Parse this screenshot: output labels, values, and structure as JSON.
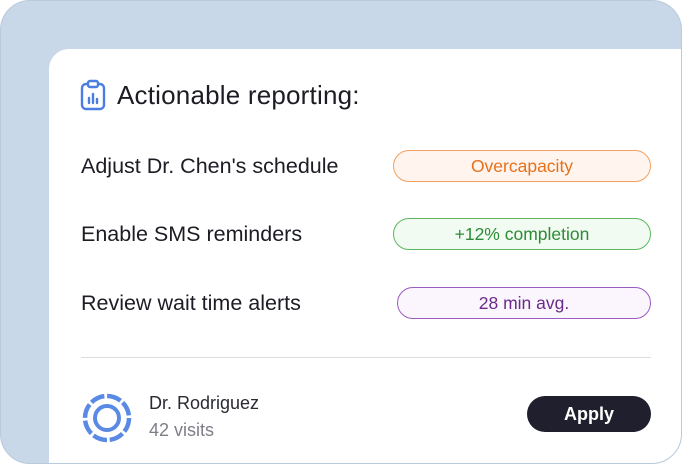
{
  "card": {
    "title": "Actionable reporting:",
    "header_icon": "clipboard-chart-icon",
    "accent": "#4a7ee0"
  },
  "actions": [
    {
      "label": "Adjust Dr. Chen's schedule",
      "badge": "Overcapacity",
      "badge_color": "#e8701a",
      "badge_bg": "#fff5ee",
      "badge_border": "#f0a060"
    },
    {
      "label": "Enable SMS reminders",
      "badge": "+12% completion",
      "badge_color": "#2e8a36",
      "badge_bg": "#f1fbf1",
      "badge_border": "#5cb860"
    },
    {
      "label": "Review wait time alerts",
      "badge": "28 min avg.",
      "badge_color": "#6a2a8a",
      "badge_bg": "#fbf5fe",
      "badge_border": "#9a5cc0"
    }
  ],
  "footer": {
    "name": "Dr. Rodriguez",
    "visits": "42 visits",
    "avatar_icon": "ring-avatar-icon",
    "apply_label": "Apply"
  }
}
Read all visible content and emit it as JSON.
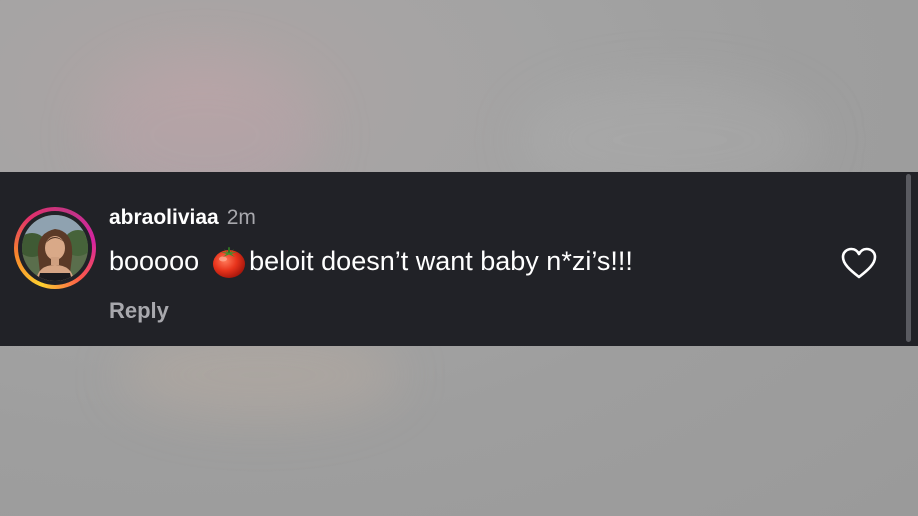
{
  "comment": {
    "username": "abraoliviaa",
    "timestamp": "2m",
    "text_before_emoji": "booooo",
    "emoji": "tomato-emoji",
    "text_after_emoji": "beloit doesn’t want baby n*zi’s!!!",
    "reply_label": "Reply",
    "like_icon": "heart-outline-icon"
  },
  "colors": {
    "strip_background": "#212227",
    "primary_text": "#ffffff",
    "secondary_text": "#a8a8ad",
    "story_ring": [
      "#fdd130",
      "#f8862c",
      "#e1306c",
      "#c13584"
    ]
  }
}
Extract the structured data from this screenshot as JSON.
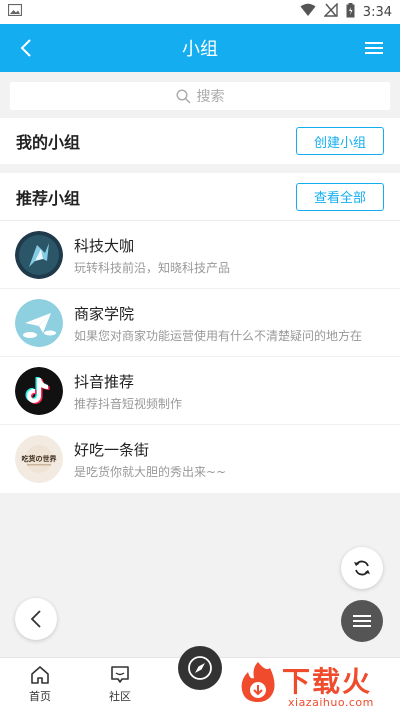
{
  "status_bar": {
    "time": "3:34"
  },
  "header": {
    "title": "小组"
  },
  "search": {
    "placeholder": "搜索"
  },
  "my_groups": {
    "title": "我的小组",
    "create_label": "创建小组"
  },
  "recommended": {
    "title": "推荐小组",
    "view_all_label": "查看全部"
  },
  "groups": [
    {
      "name": "科技大咖",
      "desc": "玩转科技前沿，知晓科技产品"
    },
    {
      "name": "商家学院",
      "desc": "如果您对商家功能运营使用有什么不清楚疑问的地方在"
    },
    {
      "name": "抖音推荐",
      "desc": "推荐抖音短视频制作"
    },
    {
      "name": "好吃一条街",
      "desc": "是吃货你就大胆的秀出来~~",
      "avatar_text": "吃货の世界"
    }
  ],
  "bottom_nav": {
    "home_label": "首页",
    "community_label": "社区"
  },
  "watermark": {
    "brand": "下载火",
    "url": "xiazaihuo.com"
  },
  "colors": {
    "accent": "#14aef0",
    "watermark": "#ef4b2c"
  }
}
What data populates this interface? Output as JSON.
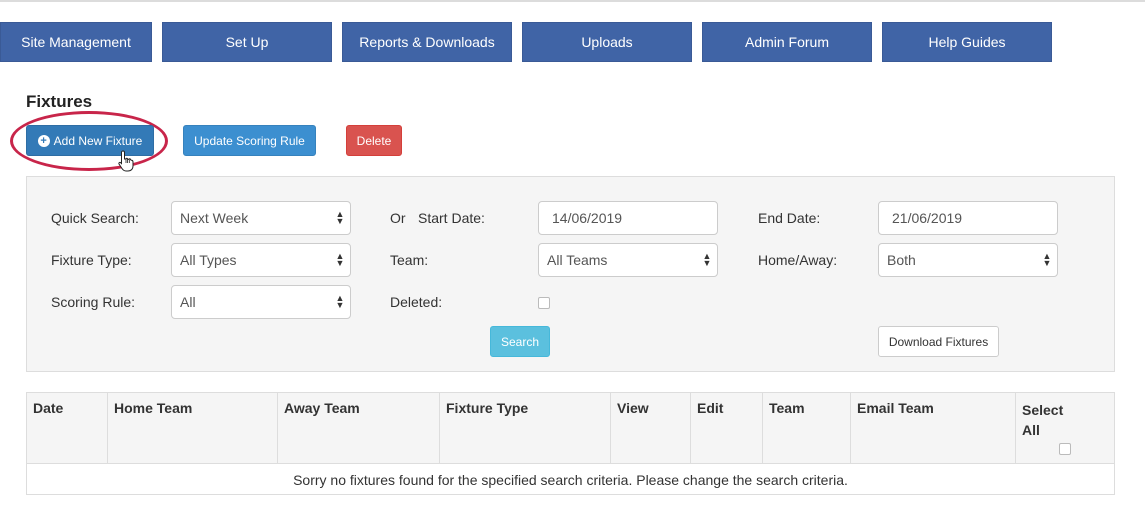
{
  "nav": {
    "items": [
      {
        "label": "Site Management"
      },
      {
        "label": "Set Up"
      },
      {
        "label": "Reports & Downloads"
      },
      {
        "label": "Uploads"
      },
      {
        "label": "Admin Forum"
      },
      {
        "label": "Help Guides"
      }
    ]
  },
  "page": {
    "title": "Fixtures"
  },
  "actions": {
    "add_label": "Add New Fixture",
    "update_scoring_label": "Update Scoring Rule",
    "delete_label": "Delete"
  },
  "search": {
    "quick_search_label": "Quick Search:",
    "quick_search_value": "Next Week",
    "or_label": "Or",
    "start_date_label": "Start Date:",
    "start_date_value": "14/06/2019",
    "end_date_label": "End Date:",
    "end_date_value": "21/06/2019",
    "fixture_type_label": "Fixture Type:",
    "fixture_type_value": "All Types",
    "team_label": "Team:",
    "team_value": "All Teams",
    "home_away_label": "Home/Away:",
    "home_away_value": "Both",
    "scoring_rule_label": "Scoring Rule:",
    "scoring_rule_value": "All",
    "deleted_label": "Deleted:",
    "deleted_checked": false,
    "search_button": "Search",
    "download_button": "Download Fixtures"
  },
  "table": {
    "columns": [
      "Date",
      "Home Team",
      "Away Team",
      "Fixture Type",
      "View",
      "Edit",
      "Team",
      "Email Team",
      "Select All"
    ],
    "empty_message": "Sorry no fixtures found for the specified search criteria. Please change the search criteria."
  },
  "colors": {
    "nav_bg": "#4064a6",
    "primary": "#337ab7",
    "danger": "#d9534f",
    "info": "#5bc0de",
    "highlight_ring": "#c8254a"
  },
  "icons": {
    "add": "plus-circle-icon",
    "cursor": "hand-pointer-icon",
    "select": "select-caret-icon"
  }
}
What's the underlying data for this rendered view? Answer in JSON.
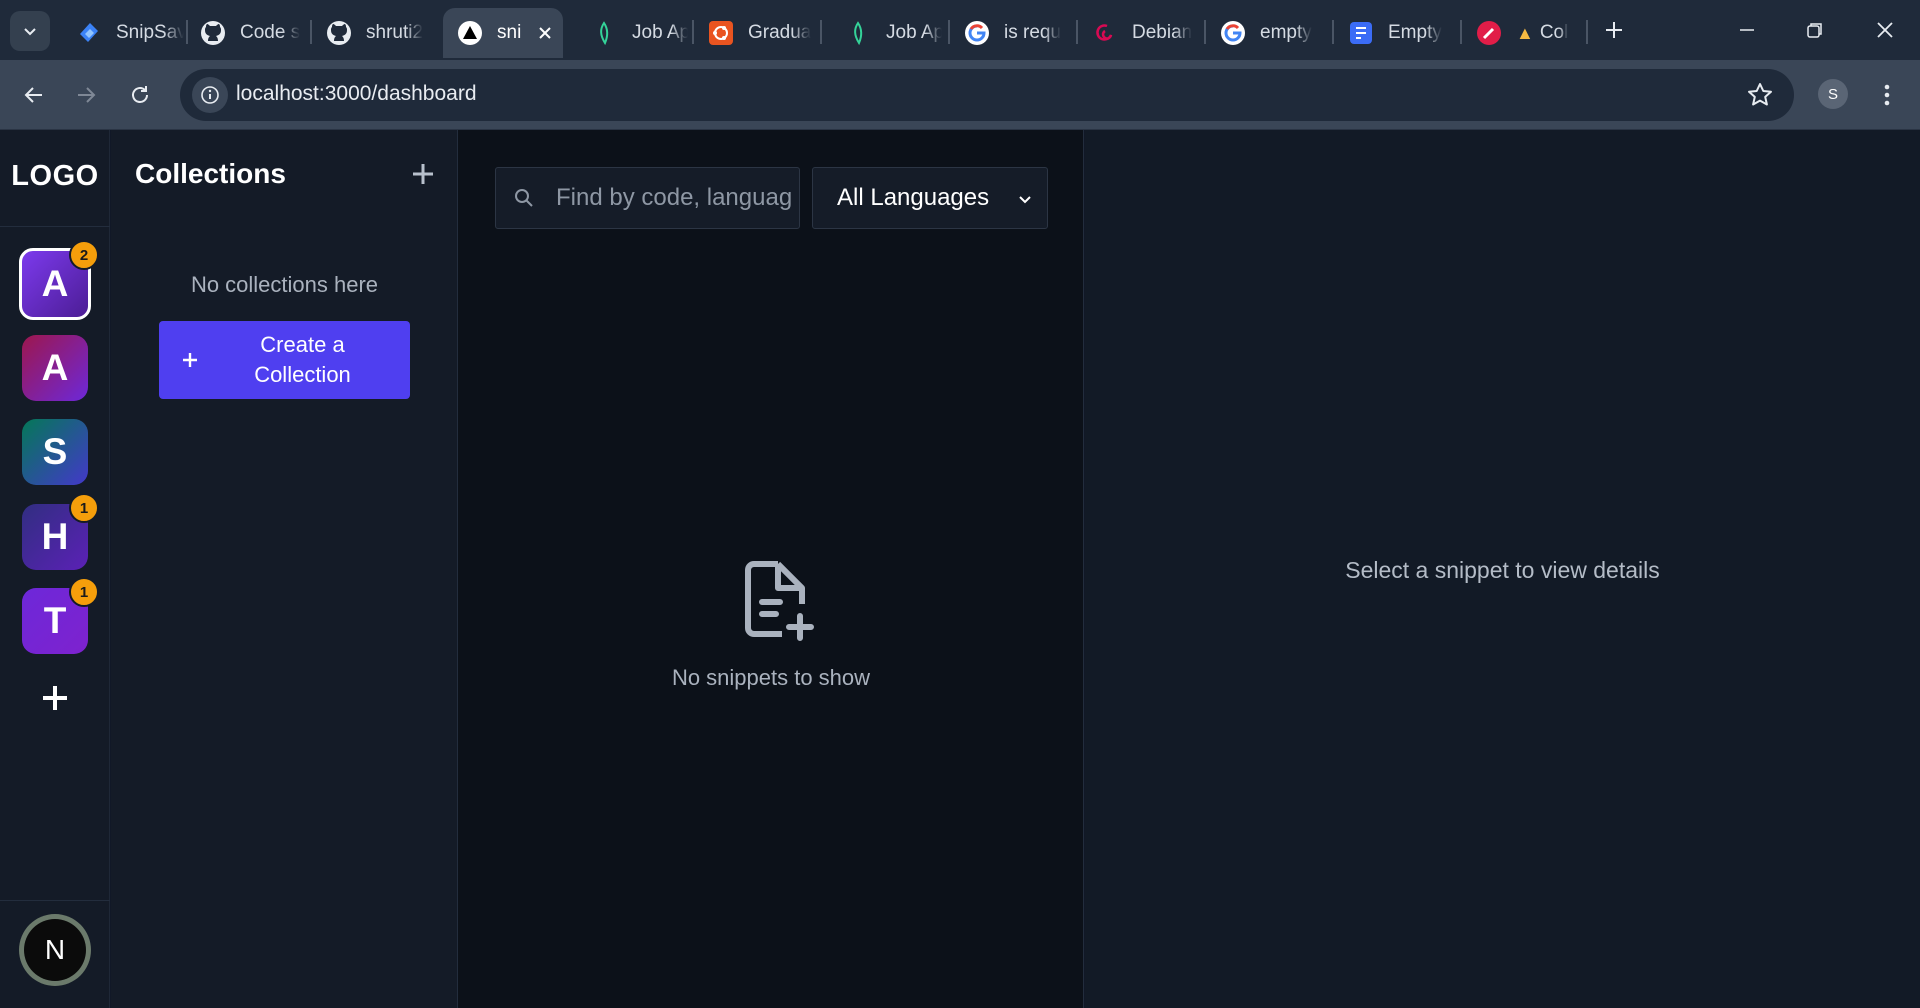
------------------------------------------------------------------------
# Directions
Copy the material above exactly and drop the pictures.

# Final result
Parse this screenshot: output labels, values, and structure as JSON.
{
  "card": {
    "title": "Actionable reporting:",
    "header_icon": "clipboard-chart-icon",
    "accent": "#4a7ee0"
  },
  "actions": [
    {
      "label": "Adjust Dr. Chen's schedule",
      "badge": "Overcapacity",
      "badge_color": "#e8701a",
      "badge_bg": "#fff5ee",
      "badge_border": "#f0a060"
    },
    {
      "label": "Enable SMS reminders",
      "badge": "+12% completion",
      "badge_color": "#2e8a36",
      "badge_bg": "#f1fbf1",
      "badge_border": "#5cb860"
    },
    {
      "label": "Review wait time alerts",
      "badge": "28 min avg.",
      "badge_color": "#6a2a8a",
      "badge_bg": "#fbf5fe",
      "badge_border": "#9a5cc0"
    }
  ],
  "footer": {
    "name": "Dr. Rodriguez",
    "visits": "42 visits",
    "avatar_icon": "ring-avatar-icon",
    "apply_label": "Apply"
  }
}
Read all visible content and emit it as JSON.
{
  "comment": {
    "username": "abraoliviaa",
    "timestamp": "2m",
    "text_before_emoji": "booooo",
    "emoji": "tomato-emoji",
    "text_after_emoji": "beloit doesn’t want baby n*zi’s!!!",
    "reply_label": "Reply",
    "like_icon": "heart-outline-icon"
  },
  "colors": {
    "strip_background": "#212227",
    "primary_text": "#ffffff",
    "secondary_text": "#a8a8ad",
    "story_ring": [
      "#fdd130",
      "#f8862c",
      "#e1306c",
      "#c13584"
    ]
  }
}
Extract the structured data from this screenshot as JSON.
{
  "status_bar": {
    "time": "3:34"
  },
  "header": {
    "title": "小组"
  },
  "search": {
    "placeholder": "搜索"
  },
  "my_groups": {
    "title": "我的小组",
    "create_label": "创建小组"
  },
  "recommended": {
    "title": "推荐小组",
    "view_all_label": "查看全部"
  },
  "groups": [
    {
      "name": "科技大咖",
      "desc": "玩转科技前沿，知晓科技产品"
    },
    {
      "name": "商家学院",
      "desc": "如果您对商家功能运营使用有什么不清楚疑问的地方在"
    },
    {
      "name": "抖音推荐",
      "desc": "推荐抖音短视频制作"
    },
    {
      "name": "好吃一条街",
      "desc": "是吃货你就大胆的秀出来~~",
      "avatar_text": "吃货の世界"
    }
  ],
  "bottom_nav": {
    "home_label": "首页",
    "community_label": "社区"
  },
  "watermark": {
    "brand": "下载火",
    "url": "xiazaihuo.com"
  },
  "colors": {
    "accent": "#14aef0",
    "watermark": "#ef4b2c"
  }
}
What data populates this interface? Output as JSON.
{
  "nav": {
    "items": [
      {
        "label": "Site Management"
      },
      {
        "label": "Set Up"
      },
      {
        "label": "Reports & Downloads"
      },
      {
        "label": "Uploads"
      },
      {
        "label": "Admin Forum"
      },
      {
        "label": "Help Guides"
      }
    ]
  },
  "page": {
    "title": "Fixtures"
  },
  "actions": {
    "add_label": "Add New Fixture",
    "update_scoring_label": "Update Scoring Rule",
    "delete_label": "Delete"
  },
  "search": {
    "quick_search_label": "Quick Search:",
    "quick_search_value": "Next Week",
    "or_label": "Or",
    "start_date_label": "Start Date:",
    "start_date_value": "14/06/2019",
    "end_date_label": "End Date:",
    "end_date_value": "21/06/2019",
    "fixture_type_label": "Fixture Type:",
    "fixture_type_value": "All Types",
    "team_label": "Team:",
    "team_value": "All Teams",
    "home_away_label": "Home/Away:",
    "home_away_value": "Both",
    "scoring_rule_label": "Scoring Rule:",
    "scoring_rule_value": "All",
    "deleted_label": "Deleted:",
    "deleted_checked": false,
    "search_button": "Search",
    "download_button": "Download Fixtures"
  },
  "table": {
    "columns": [
      "Date",
      "Home Team",
      "Away Team",
      "Fixture Type",
      "View",
      "Edit",
      "Team",
      "Email Team",
      "Select All"
    ],
    "empty_message": "Sorry no fixtures found for the specified search criteria. Please change the search criteria."
  },
  "colors": {
    "nav_bg": "#4064a6",
    "primary": "#337ab7",
    "danger": "#d9534f",
    "info": "#5bc0de",
    "highlight_ring": "#c8254a"
  },
  "icons": {
    "add": "plus-circle-icon",
    "cursor": "hand-pointer-icon",
    "select": "select-caret-icon"
  }
}
What's the underlying data for this rendered view? Answer in JSON.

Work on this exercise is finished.